Goal:
Reproduce the listing below exactly, minus its pictures.

────────

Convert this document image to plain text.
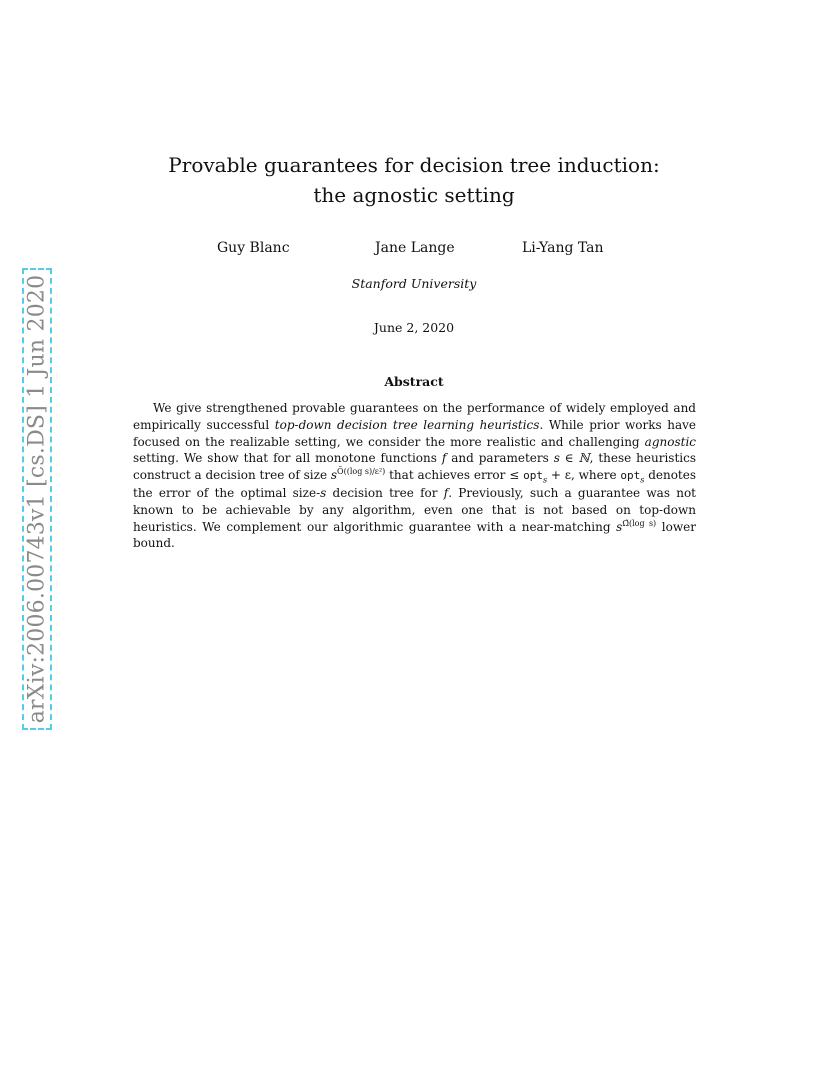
arXiv:2006.00743v1 [cs.DS] 1 Jun 2020
Provable guarantees for decision tree induction:
the agnostic setting
Guy Blanc	Jane Lange	Li-Yang Tan
Stanford University
June 2, 2020
Abstract

We give strengthened provable guarantees on the performance of widely employed and empirically successful top-down decision tree learning heuristics. While prior works have focused on the realizable setting, we consider the more realistic and challenging agnostic setting. We show that for all monotone functions f and parameters s ∈ ℕ, these heuristics construct a decision tree of size $s^{Õ((log s)/\varepsilon^2)}$ that achieves error ≤ opt$_s$ + ε, where opt$_s$ denotes the error of the optimal size-s decision tree for f. Previously, such a guarantee was not known to be achievable by any algorithm, even one that is not based on top-down heuristics. We complement our algorithmic guarantee with a near-matching $s^{\Omegã(log s)}$ lower bound.
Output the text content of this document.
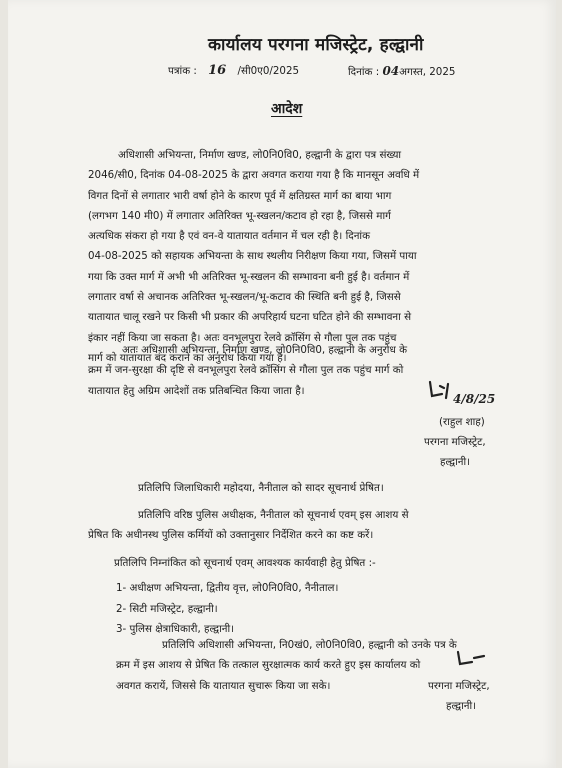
कार्यालय परगना मजिस्ट्रेट, हल्द्वानी
पत्रांक : 16 /सी0ए0/2025	दिनांक : 04अगस्त, 2025
आदेश
अधिशासी अभियन्ता, निर्माण खण्ड, लो0नि0वि0, हल्द्वानी के द्वारा पत्र संख्या
2046/सी0, दिनांक 04-08-2025 के द्वारा अवगत कराया गया है कि मानसून अवधि में
विगत दिनों से लगातार भारी वर्षा होने के कारण पूर्व में क्षतिग्रस्त मार्ग का बाया भाग
(लगभग 140 मी0) में लगातार अतिरिक्त भू-स्खलन/कटाव हो रहा है, जिससे मार्ग
अत्यधिक संकरा हो गया है एवं वन-वे यातायात वर्तमान में चल रही है। दिनांक
04-08-2025 को सहायक अभियन्ता के साथ स्थलीय निरीक्षण किया गया, जिसमें पाया
गया कि उक्त मार्ग में अभी भी अतिरिक्त भू-स्खलन की सम्भावना बनी हुई है। वर्तमान में
लगातार वर्षा से अचानक अतिरिक्त भू-स्खलन/भू-कटाव की स्थिति बनी हुई है, जिससे
यातायात चालू रखने पर किसी भी प्रकार की अपरिहार्य घटना घटित होने की सम्भावना से
इंकार नहीं किया जा सकता है। अतः वनभूलपुरा रेलवे क्रॉसिंग से गौला पुल तक पहुंच
मार्ग को यातायात बंद कराने का अनुरोध किया गया है।
अतः अधिशासी अभियन्ता, निर्माण खण्ड, लो0नि0वि0, हल्द्वानी के अनुरोध के
क्रम में जन-सुरक्षा की दृष्टि से वनभूलपुरा रेलवे क्रॉसिंग से गौला पुल तक पहुंच मार्ग को
यातायात हेतु अग्रिम आदेशों तक प्रतिबन्धित किया जाता है।
4/8/25
(राहुल शाह)
परगना मजिस्ट्रेट,
हल्द्वानी।
प्रतिलिपि जिलाधिकारी महोदया, नैनीताल को सादर सूचनार्थ प्रेषित।
प्रतिलिपि वरिष्ठ पुलिस अधीक्षक, नैनीताल को सूचनार्थ एवम् इस आशय से
प्रेषित कि अधीनस्थ पुलिस कर्मियों को उक्तानुसार निर्देशित करने का कष्ट करें।
प्रतिलिपि निम्नांकित को सूचनार्थ एवम् आवश्यक कार्यवाही हेतु प्रेषित :-
1- अधीक्षण अभियन्ता, द्वितीय वृत्त, लो0नि0वि0, नैनीताल।
2- सिटी मजिस्ट्रेट, हल्द्वानी।
3- पुलिस क्षेत्राधिकारी, हल्द्वानी।
प्रतिलिपि अधिशासी अभियन्ता, नि0खं0, लो0नि0वि0, हल्द्वानी को उनके पत्र के
क्रम में इस आशय से प्रेषित कि तत्काल सुरक्षात्मक कार्य करते हुए इस कार्यालय को
अवगत करायें, जिससे कि यातायात सुचारू किया जा सके।	परगना मजिस्ट्रेट,
हल्द्वानी।
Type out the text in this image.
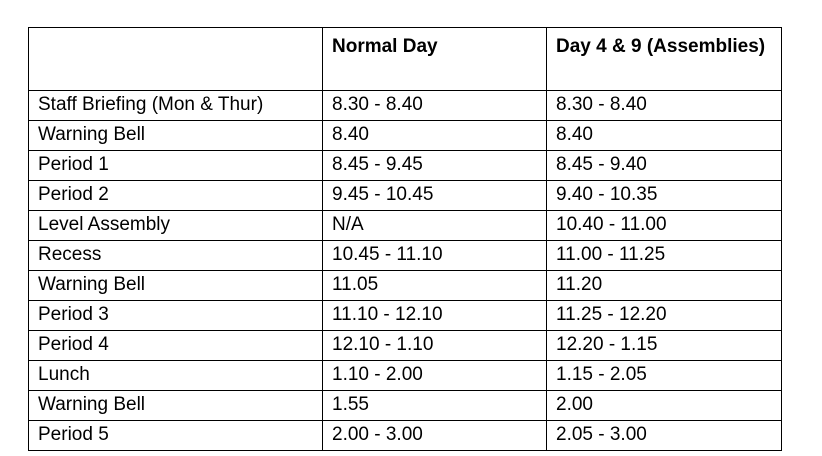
	Normal Day	Day 4 & 9 (Assemblies)
Staff Briefing (Mon & Thur)	8.30 - 8.40	8.30 - 8.40
Warning Bell	8.40	8.40
Period 1	8.45 - 9.45	8.45 - 9.40
Period 2	9.45 - 10.45	9.40 - 10.35
Level Assembly	N/A	10.40 - 11.00
Recess	10.45 - 11.10	11.00 - 11.25
Warning Bell	11.05	11.20
Period 3	11.10 - 12.10	11.25 - 12.20
Period 4	12.10 - 1.10	12.20 - 1.15
Lunch	1.10 - 2.00	1.15 - 2.05
Warning Bell	1.55	2.00
Period 5	2.00 - 3.00	2.05 - 3.00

────────

Task solution:
Convert this document image to plain text.
arXiv:2006.00743v1 [cs.DS] 1 Jun 2020
Provable guarantees for decision tree induction:
the agnostic setting
Guy Blanc	Jane Lange	Li-Yang Tan
Stanford University
June 2, 2020
Abstract

We give strengthened provable guarantees on the performance of widely employed and empirically successful top-down decision tree learning heuristics. While prior works have focused on the realizable setting, we consider the more realistic and challenging agnostic setting. We show that for all monotone functions f and parameters s ∈ ℕ, these heuristics construct a decision tree of size $s^{Õ((log s)/\varepsilon^2)}$ that achieves error ≤ opt$_s$ + ε, where opt$_s$ denotes the error of the optimal size-s decision tree for f. Previously, such a guarantee was not known to be achievable by any algorithm, even one that is not based on top-down heuristics. We complement our algorithmic guarantee with a near-matching $s^{\Omegã(log s)}$ lower bound.
Output the text content of this document.
कार्यालय परगना मजिस्ट्रेट, हल्द्वानी
पत्रांक : 16 /सी0ए0/2025	दिनांक : 04अगस्त, 2025
आदेश
अधिशासी अभियन्ता, निर्माण खण्ड, लो0नि0वि0, हल्द्वानी के द्वारा पत्र संख्या
2046/सी0, दिनांक 04-08-2025 के द्वारा अवगत कराया गया है कि मानसून अवधि में
विगत दिनों से लगातार भारी वर्षा होने के कारण पूर्व में क्षतिग्रस्त मार्ग का बाया भाग
(लगभग 140 मी0) में लगातार अतिरिक्त भू-स्खलन/कटाव हो रहा है, जिससे मार्ग
अत्यधिक संकरा हो गया है एवं वन-वे यातायात वर्तमान में चल रही है। दिनांक
04-08-2025 को सहायक अभियन्ता के साथ स्थलीय निरीक्षण किया गया, जिसमें पाया
गया कि उक्त मार्ग में अभी भी अतिरिक्त भू-स्खलन की सम्भावना बनी हुई है। वर्तमान में
लगातार वर्षा से अचानक अतिरिक्त भू-स्खलन/भू-कटाव की स्थिति बनी हुई है, जिससे
यातायात चालू रखने पर किसी भी प्रकार की अपरिहार्य घटना घटित होने की सम्भावना से
इंकार नहीं किया जा सकता है। अतः वनभूलपुरा रेलवे क्रॉसिंग से गौला पुल तक पहुंच
मार्ग को यातायात बंद कराने का अनुरोध किया गया है।
अतः अधिशासी अभियन्ता, निर्माण खण्ड, लो0नि0वि0, हल्द्वानी के अनुरोध के
क्रम में जन-सुरक्षा की दृष्टि से वनभूलपुरा रेलवे क्रॉसिंग से गौला पुल तक पहुंच मार्ग को
यातायात हेतु अग्रिम आदेशों तक प्रतिबन्धित किया जाता है।
4/8/25
(राहुल शाह)
परगना मजिस्ट्रेट,
हल्द्वानी।
प्रतिलिपि जिलाधिकारी महोदया, नैनीताल को सादर सूचनार्थ प्रेषित।
प्रतिलिपि वरिष्ठ पुलिस अधीक्षक, नैनीताल को सूचनार्थ एवम् इस आशय से
प्रेषित कि अधीनस्थ पुलिस कर्मियों को उक्तानुसार निर्देशित करने का कष्ट करें।
प्रतिलिपि निम्नांकित को सूचनार्थ एवम् आवश्यक कार्यवाही हेतु प्रेषित :-
1- अधीक्षण अभियन्ता, द्वितीय वृत्त, लो0नि0वि0, नैनीताल।
2- सिटी मजिस्ट्रेट, हल्द्वानी।
3- पुलिस क्षेत्राधिकारी, हल्द्वानी।
प्रतिलिपि अधिशासी अभियन्ता, नि0खं0, लो0नि0वि0, हल्द्वानी को उनके पत्र के
क्रम में इस आशय से प्रेषित कि तत्काल सुरक्षात्मक कार्य करते हुए इस कार्यालय को
अवगत करायें, जिससे कि यातायात सुचारू किया जा सके।	परगना मजिस्ट्रेट,
हल्द्वानी।
Type out the text in this image.
	Normal Day	Day 4 & 9 (Assemblies)
Staff Briefing (Mon & Thur)	8.30 - 8.40	8.30 - 8.40
Warning Bell	8.40	8.40
Period 1	8.45 - 9.45	8.45 - 9.40
Period 2	9.45 - 10.45	9.40 - 10.35
Level Assembly	N/A	10.40 - 11.00
Recess	10.45 - 11.10	11.00 - 11.25
Warning Bell	11.05	11.20
Period 3	11.10 - 12.10	11.25 - 12.20
Period 4	12.10 - 1.10	12.20 - 1.15
Lunch	1.10 - 2.00	1.15 - 2.05
Warning Bell	1.55	2.00
Period 5	2.00 - 3.00	2.05 - 3.00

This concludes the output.